**Objective:** Omit all pictures and give the records below again exactly as written.
## Begin
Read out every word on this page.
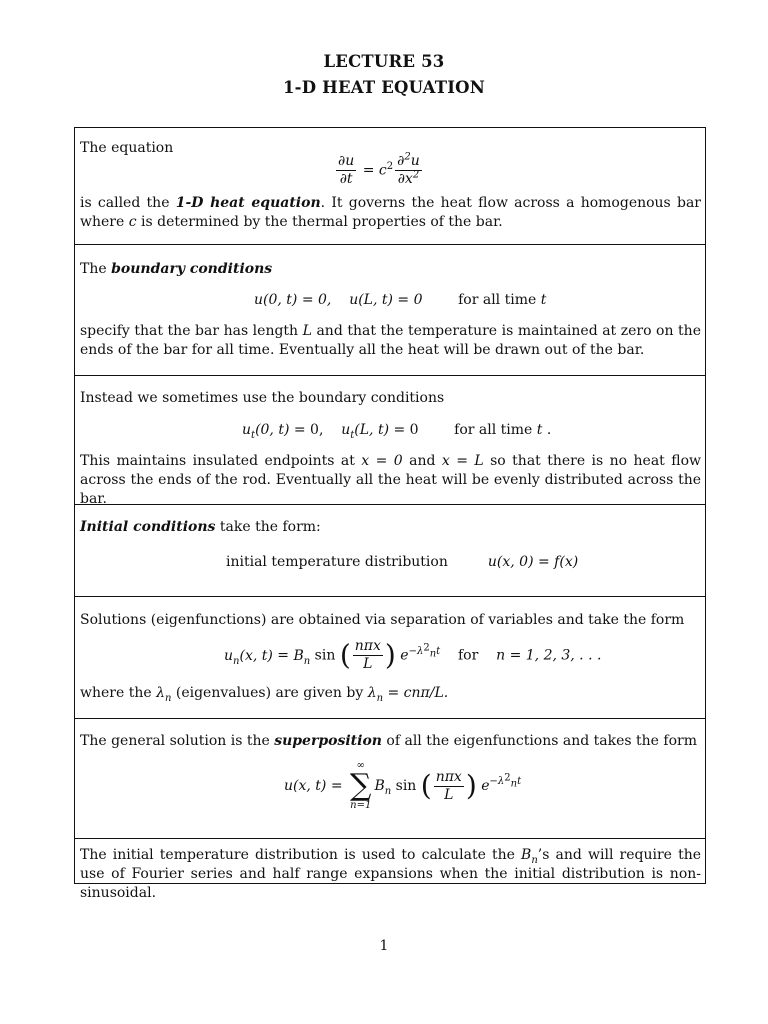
LECTURE 53
1-D HEAT EQUATION
The equation
$\frac{\partial u}{\partial t} = c^2 \frac{\partial^2u}{\partial x^2}$
is called the 1-D heat equation. It governs the heat flow across a homogenous bar where c is determined by the thermal properties of the bar.
The boundary conditions
u(0, t) = 0, u(L, t) = 0	for all time t
specify that the bar has length L and that the temperature is maintained at zero on the ends of the bar for all time. Eventually all the heat will be drawn out of the bar.
Instead we sometimes use the boundary conditions
$u_t(0$, t) = 0,    $u_t(L$, t) = 0        for all time t .
This maintains insulated endpoints at x = 0 and x = L so that there is no heat flow across the ends of the rod. Eventually all the heat will be evenly distributed across the bar.
Initial conditions take the form:
initial temperature distribution	u(x, 0) = f(x)
Solutions (eigenfunctions) are obtained via separation of variables and take the form
$u_n(x$, $t) = B_n$ sin ( $\frac{\text{nπx}}{L}$ ) $e^{-\lambda^2_nt}$ for n = 1, 2, 3, . . .
where the $\lambda_n$ (eigenvalues) are given by $\lambda_n = cn\pi/L$.
The general solution is the superposition of all the eigenfunctions and takes the form
u(x, t) =
∞
∑
n=1
$B_n$ sin ( $\frac{\text{nπx}}{L}$ ) $e^{-\lambda^2_nt}$
The initial temperature distribution is used to calculate the $B_n’s$ and will require the use of Fourier series and half range expansions when the initial distribution is non-sinusoidal.
1
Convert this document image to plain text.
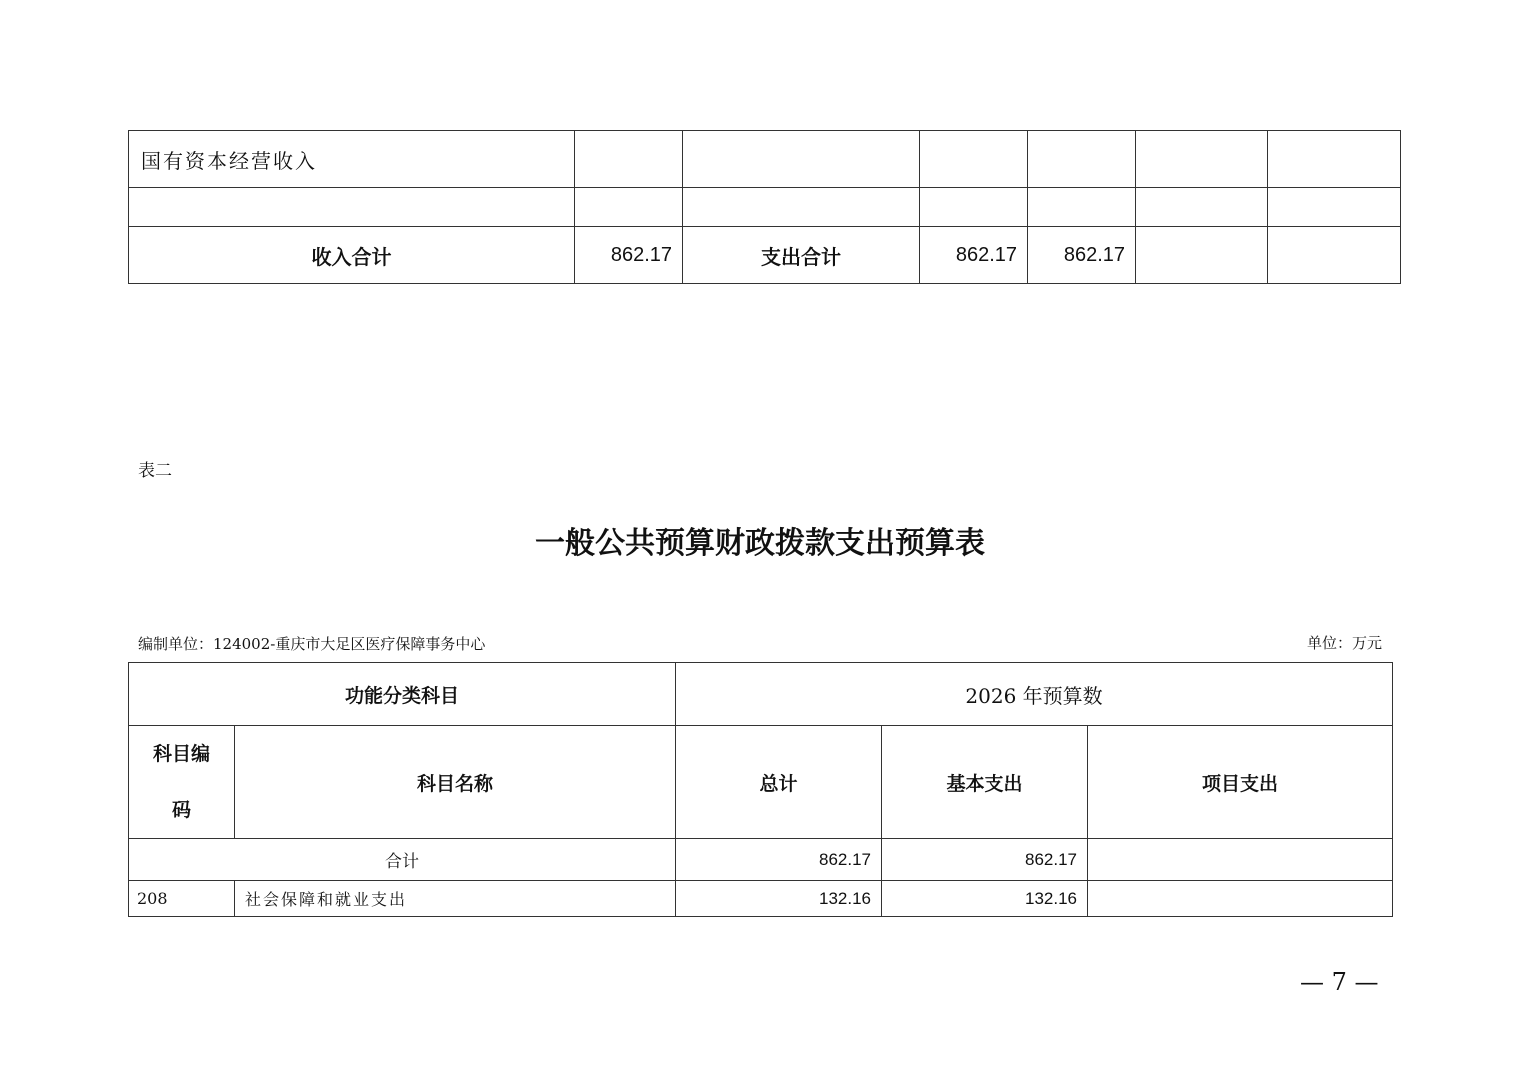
国有资本经营收入						

收入合计	862.17	支出合计	862.17	862.17		
表二
一般公共预算财政拨款支出预算表
编制单位：124002-重庆市大足区医疗保障事务中心	单位：万元
功能分类科目		2026 年预算数		
科目编
码	科目名称	总计	基本支出	项目支出
合计		862.17	862.17	
208	社会保障和就业支出	132.16	132.16	
— 7 —
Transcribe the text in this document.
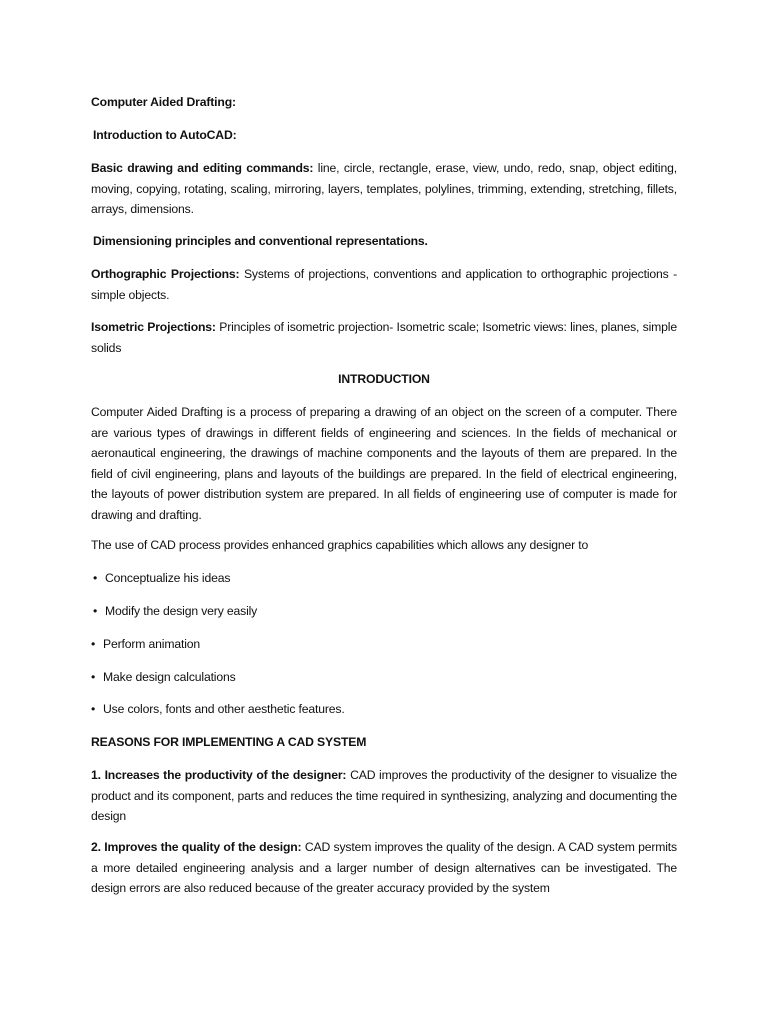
Computer Aided Drafting:

Introduction to AutoCAD:

Basic drawing and editing commands: line, circle, rectangle, erase, view, undo, redo, snap, object editing, moving, copying, rotating, scaling, mirroring, layers, templates, polylines, trimming, extending, stretching, fillets, arrays, dimensions.

Dimensioning principles and conventional representations.

Orthographic Projections: Systems of projections, conventions and application to orthographic projections - simple objects.

Isometric Projections: Principles of isometric projection- Isometric scale; Isometric views: lines, planes, simple solids

INTRODUCTION

Computer Aided Drafting is a process of preparing a drawing of an object on the screen of a computer. There are various types of drawings in different fields of engineering and sciences. In the fields of mechanical or aeronautical engineering, the drawings of machine components and the layouts of them are prepared. In the field of civil engineering, plans and layouts of the buildings are prepared. In the field of electrical engineering, the layouts of power distribution system are prepared. In all fields of engineering use of computer is made for drawing and drafting.

The use of CAD process provides enhanced graphics capabilities which allows any designer to

• Conceptualize his ideas

• Modify the design very easily

• Perform animation

• Make design calculations

• Use colors, fonts and other aesthetic features.

REASONS FOR IMPLEMENTING A CAD SYSTEM

1. Increases the productivity of the designer: CAD improves the productivity of the designer to visualize the product and its component, parts and reduces the time required in synthesizing, analyzing and documenting the design

2. Improves the quality of the design: CAD system improves the quality of the design. A CAD system permits a more detailed engineering analysis and a larger number of design alternatives can be investigated. The design errors are also reduced because of the greater accuracy provided by the system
## End
**Answer to the task:**
Read out every word on this page.
LECTURE 53
1-D HEAT EQUATION
The equation
$\frac{\partial u}{\partial t} = c^2 \frac{\partial^2u}{\partial x^2}$
is called the 1-D heat equation. It governs the heat flow across a homogenous bar where c is determined by the thermal properties of the bar.
The boundary conditions
u(0, t) = 0, u(L, t) = 0	for all time t
specify that the bar has length L and that the temperature is maintained at zero on the ends of the bar for all time. Eventually all the heat will be drawn out of the bar.
Instead we sometimes use the boundary conditions
$u_t(0$, t) = 0,    $u_t(L$, t) = 0        for all time t .
This maintains insulated endpoints at x = 0 and x = L so that there is no heat flow across the ends of the rod. Eventually all the heat will be evenly distributed across the bar.
Initial conditions take the form:
initial temperature distribution	u(x, 0) = f(x)
Solutions (eigenfunctions) are obtained via separation of variables and take the form
$u_n(x$, $t) = B_n$ sin ( $\frac{\text{nπx}}{L}$ ) $e^{-\lambda^2_nt}$ for n = 1, 2, 3, . . .
where the $\lambda_n$ (eigenvalues) are given by $\lambda_n = cn\pi/L$.
The general solution is the superposition of all the eigenfunctions and takes the form
u(x, t) =
∞
∑
n=1
$B_n$ sin ( $\frac{\text{nπx}}{L}$ ) $e^{-\lambda^2_nt}$
The initial temperature distribution is used to calculate the $B_n’s$ and will require the use of Fourier series and half range expansions when the initial distribution is non-sinusoidal.
1
Convert this document image to plain text.
国有资本经营收入						

收入合计	862.17	支出合计	862.17	862.17		
表二
一般公共预算财政拨款支出预算表
编制单位：124002-重庆市大足区医疗保障事务中心	单位：万元
功能分类科目		2026 年预算数		
科目编
码	科目名称	总计	基本支出	项目支出
合计		862.17	862.17	
208	社会保障和就业支出	132.16	132.16	
— 7 —
Transcribe the text in this document.
Computer Aided Drafting:

Introduction to AutoCAD:

Basic drawing and editing commands: line, circle, rectangle, erase, view, undo, redo, snap, object editing, moving, copying, rotating, scaling, mirroring, layers, templates, polylines, trimming, extending, stretching, fillets, arrays, dimensions.

Dimensioning principles and conventional representations.

Orthographic Projections: Systems of projections, conventions and application to orthographic projections - simple objects.

Isometric Projections: Principles of isometric projection- Isometric scale; Isometric views: lines, planes, simple solids

INTRODUCTION

Computer Aided Drafting is a process of preparing a drawing of an object on the screen of a computer. There are various types of drawings in different fields of engineering and sciences. In the fields of mechanical or aeronautical engineering, the drawings of machine components and the layouts of them are prepared. In the field of civil engineering, plans and layouts of the buildings are prepared. In the field of electrical engineering, the layouts of power distribution system are prepared. In all fields of engineering use of computer is made for drawing and drafting.

The use of CAD process provides enhanced graphics capabilities which allows any designer to

• Conceptualize his ideas

• Modify the design very easily

• Perform animation

• Make design calculations

• Use colors, fonts and other aesthetic features.

REASONS FOR IMPLEMENTING A CAD SYSTEM

1. Increases the productivity of the designer: CAD improves the productivity of the designer to visualize the product and its component, parts and reduces the time required in synthesizing, analyzing and documenting the design

2. Improves the quality of the design: CAD system improves the quality of the design. A CAD system permits a more detailed engineering analysis and a larger number of design alternatives can be investigated. The design errors are also reduced because of the greater accuracy provided by the system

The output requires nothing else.